▶ [ACTION ITEM]:
Reproduce the listing that follows, line for line.

▶ [DATASET EXTRACT]:

▬▬▬▬▬▬

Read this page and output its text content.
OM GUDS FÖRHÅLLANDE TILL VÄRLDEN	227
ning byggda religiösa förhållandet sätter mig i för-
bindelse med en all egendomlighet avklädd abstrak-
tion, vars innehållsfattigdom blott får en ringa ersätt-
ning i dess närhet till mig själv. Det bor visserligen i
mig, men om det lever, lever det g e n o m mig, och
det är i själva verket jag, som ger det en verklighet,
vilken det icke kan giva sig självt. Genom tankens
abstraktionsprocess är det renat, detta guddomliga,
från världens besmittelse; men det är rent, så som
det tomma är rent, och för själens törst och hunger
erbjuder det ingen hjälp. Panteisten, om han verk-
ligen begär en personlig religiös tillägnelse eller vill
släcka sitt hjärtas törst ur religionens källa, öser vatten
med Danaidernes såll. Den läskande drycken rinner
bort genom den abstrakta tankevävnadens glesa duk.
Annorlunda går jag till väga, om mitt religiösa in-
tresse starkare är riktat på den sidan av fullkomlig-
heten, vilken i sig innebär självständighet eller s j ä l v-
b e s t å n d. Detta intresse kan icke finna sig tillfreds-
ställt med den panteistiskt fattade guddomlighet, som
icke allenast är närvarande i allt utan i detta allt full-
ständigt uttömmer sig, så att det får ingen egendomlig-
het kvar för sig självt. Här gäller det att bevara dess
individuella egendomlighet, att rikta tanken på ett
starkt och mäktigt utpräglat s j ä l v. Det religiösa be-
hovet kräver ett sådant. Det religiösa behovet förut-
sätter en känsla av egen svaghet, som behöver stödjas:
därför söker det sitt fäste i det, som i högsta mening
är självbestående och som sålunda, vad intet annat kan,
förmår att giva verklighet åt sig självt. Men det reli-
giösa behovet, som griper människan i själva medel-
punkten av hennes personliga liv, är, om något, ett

▬▬▬▬▬▬

▶ [OUTPUT BELOW]:
Read this page and output its text content.
OM GUDS FÖRHÅLLANDE TILL VÄRLDEN	227
ning byggda religiösa förhållandet sätter mig i för-
bindelse med en all egendomlighet avklädd abstrak-
tion, vars innehållsfattigdom blott får en ringa ersätt-
ning i dess närhet till mig själv. Det bor visserligen i
mig, men om det lever, lever det g e n o m mig, och
det är i själva verket jag, som ger det en verklighet,
vilken det icke kan giva sig självt. Genom tankens
abstraktionsprocess är det renat, detta guddomliga,
från världens besmittelse; men det är rent, så som
det tomma är rent, och för själens törst och hunger
erbjuder det ingen hjälp. Panteisten, om han verk-
ligen begär en personlig religiös tillägnelse eller vill
släcka sitt hjärtas törst ur religionens källa, öser vatten
med Danaidernes såll. Den läskande drycken rinner
bort genom den abstrakta tankevävnadens glesa duk.
Annorlunda går jag till väga, om mitt religiösa in-
tresse starkare är riktat på den sidan av fullkomlig-
heten, vilken i sig innebär självständighet eller s j ä l v-
b e s t å n d. Detta intresse kan icke finna sig tillfreds-
ställt med den panteistiskt fattade guddomlighet, som
icke allenast är närvarande i allt utan i detta allt full-
ständigt uttömmer sig, så att det får ingen egendomlig-
het kvar för sig självt. Här gäller det att bevara dess
individuella egendomlighet, att rikta tanken på ett
starkt och mäktigt utpräglat s j ä l v. Det religiösa be-
hovet kräver ett sådant. Det religiösa behovet förut-
sätter en känsla av egen svaghet, som behöver stödjas:
därför söker det sitt fäste i det, som i högsta mening
är självbestående och som sålunda, vad intet annat kan,
förmår att giva verklighet åt sig självt. Men det reli-
giösa behovet, som griper människan i själva medel-
punkten av hennes personliga liv, är, om något, ett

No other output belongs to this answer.